### Given request
List, from the lines below, each one with "Ichimoku" in it.

Entries with figure data:
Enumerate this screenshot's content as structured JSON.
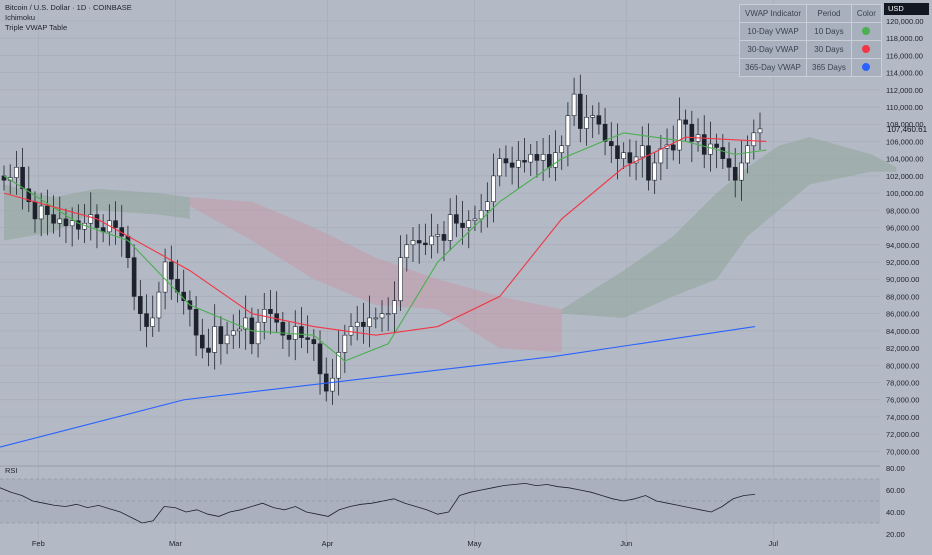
{
  "header": {
    "symbol_title": "Bitcoin / U.S. Dollar · 1D · COINBASE",
    "indicator_1": "Ichimoku",
    "indicator_2": "Triple VWAP Table"
  },
  "vwap_table": {
    "headers": [
      "VWAP Indicator",
      "Period",
      "Color"
    ],
    "rows": [
      {
        "name": "10-Day VWAP",
        "period": "10 Days",
        "color": "#4caf50"
      },
      {
        "name": "30-Day VWAP",
        "period": "30 Days",
        "color": "#f23645"
      },
      {
        "name": "365-Day VWAP",
        "period": "365 Days",
        "color": "#2962ff"
      }
    ]
  },
  "currency_tag": "USD",
  "last_price": "107,460.61",
  "price_axis_labels": [
    "120,000.00",
    "118,000.00",
    "116,000.00",
    "114,000.00",
    "112,000.00",
    "110,000.00",
    "108,000.00",
    "106,000.00",
    "104,000.00",
    "102,000.00",
    "100,000.00",
    "98,000.00",
    "96,000.00",
    "94,000.00",
    "92,000.00",
    "90,000.00",
    "88,000.00",
    "86,000.00",
    "84,000.00",
    "82,000.00",
    "80,000.00",
    "78,000.00",
    "76,000.00",
    "74,000.00",
    "72,000.00",
    "70,000.00"
  ],
  "rsi_label": "RSI",
  "rsi_axis_labels": [
    "80.00",
    "60.00",
    "40.00",
    "20.00"
  ],
  "time_axis_labels": [
    "Feb",
    "Mar",
    "Apr",
    "May",
    "Jun",
    "Jul"
  ],
  "colors": {
    "background": "#b3b9c5",
    "candle": "#1e222d",
    "vwap10": "#4caf50",
    "vwap30": "#f23645",
    "vwap365": "#2962ff",
    "cloud_bull": "#8fa89a",
    "cloud_bear": "#c49aa7",
    "rsi_line": "#1e222d"
  },
  "chart_data": {
    "type": "candlestick",
    "instrument": "Bitcoin / U.S. Dollar · 1D · COINBASE",
    "y_range": [
      69000,
      121500
    ],
    "x": [
      "Feb",
      "Mar",
      "Apr",
      "May",
      "Jun",
      "Jul"
    ],
    "candles_close": [
      101500,
      101800,
      103000,
      100500,
      99000,
      97000,
      98500,
      97500,
      96500,
      97000,
      96200,
      96800,
      95800,
      96500,
      97500,
      96000,
      95500,
      96800,
      96000,
      95000,
      92500,
      88000,
      86000,
      84500,
      85500,
      88500,
      92000,
      90000,
      88500,
      87500,
      86500,
      83500,
      82000,
      81500,
      84500,
      82500,
      83500,
      84000,
      84200,
      85500,
      82500,
      85000,
      86500,
      86000,
      85000,
      83500,
      83000,
      84500,
      83200,
      83000,
      82500,
      79000,
      77000,
      78500,
      81500,
      83500,
      84500,
      85000,
      84500,
      85500,
      85500,
      86000,
      86000,
      87500,
      92500,
      94000,
      94500,
      94200,
      94000,
      95000,
      95200,
      94500,
      97500,
      96500,
      96000,
      96800,
      97000,
      98000,
      99000,
      102000,
      104000,
      103500,
      103000,
      103800,
      103600,
      104500,
      103800,
      104500,
      103000,
      104700,
      105500,
      109000,
      111500,
      107500,
      108800,
      109000,
      108000,
      106000,
      105500,
      104000,
      104700,
      103500,
      104200,
      105500,
      101500,
      103500,
      105200,
      105600,
      105000,
      108500,
      108000,
      106000,
      106800,
      104500,
      105700,
      105300,
      104000,
      103000,
      101500,
      103500,
      105500,
      107000,
      107460
    ],
    "series": [
      {
        "name": "10-Day VWAP",
        "color": "#4caf50"
      },
      {
        "name": "30-Day VWAP",
        "color": "#f23645"
      },
      {
        "name": "365-Day VWAP",
        "color": "#2962ff"
      },
      {
        "name": "Ichimoku"
      },
      {
        "name": "RSI",
        "range": [
          20,
          80
        ]
      }
    ],
    "vwap10_approx": [
      [
        0,
        102000
      ],
      [
        12,
        96500
      ],
      [
        20,
        94500
      ],
      [
        30,
        87000
      ],
      [
        40,
        84000
      ],
      [
        50,
        83500
      ],
      [
        55,
        80500
      ],
      [
        62,
        82500
      ],
      [
        70,
        92000
      ],
      [
        80,
        99000
      ],
      [
        90,
        104000
      ],
      [
        100,
        107000
      ],
      [
        110,
        106000
      ],
      [
        118,
        104500
      ],
      [
        123,
        105000
      ]
    ],
    "vwap30_approx": [
      [
        0,
        100000
      ],
      [
        15,
        97000
      ],
      [
        30,
        91000
      ],
      [
        40,
        86000
      ],
      [
        50,
        84500
      ],
      [
        60,
        83500
      ],
      [
        70,
        84500
      ],
      [
        80,
        88000
      ],
      [
        90,
        97000
      ],
      [
        100,
        103000
      ],
      [
        110,
        106500
      ],
      [
        123,
        106000
      ]
    ],
    "vwap365_approx": [
      [
        0,
        70500
      ],
      [
        30,
        76000
      ],
      [
        60,
        78500
      ],
      [
        90,
        81000
      ],
      [
        123,
        84500
      ]
    ],
    "rsi_approx": [
      62,
      58,
      55,
      50,
      48,
      46,
      45,
      47,
      44,
      46,
      43,
      40,
      35,
      30,
      32,
      45,
      44,
      40,
      42,
      38,
      36,
      40,
      42,
      45,
      48,
      44,
      42,
      45,
      40,
      38,
      36,
      42,
      45,
      47,
      48,
      50,
      52,
      48,
      45,
      42,
      38,
      40,
      55,
      58,
      60,
      62,
      64,
      65,
      66,
      64,
      65,
      63,
      62,
      60,
      58,
      55,
      52,
      50,
      52,
      55,
      50,
      48,
      46,
      44,
      42,
      40,
      45,
      52,
      55,
      56
    ]
  }
}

### Answer for the task
    "indicator_1": "Ichimoku",
        "name": "Ichimoku"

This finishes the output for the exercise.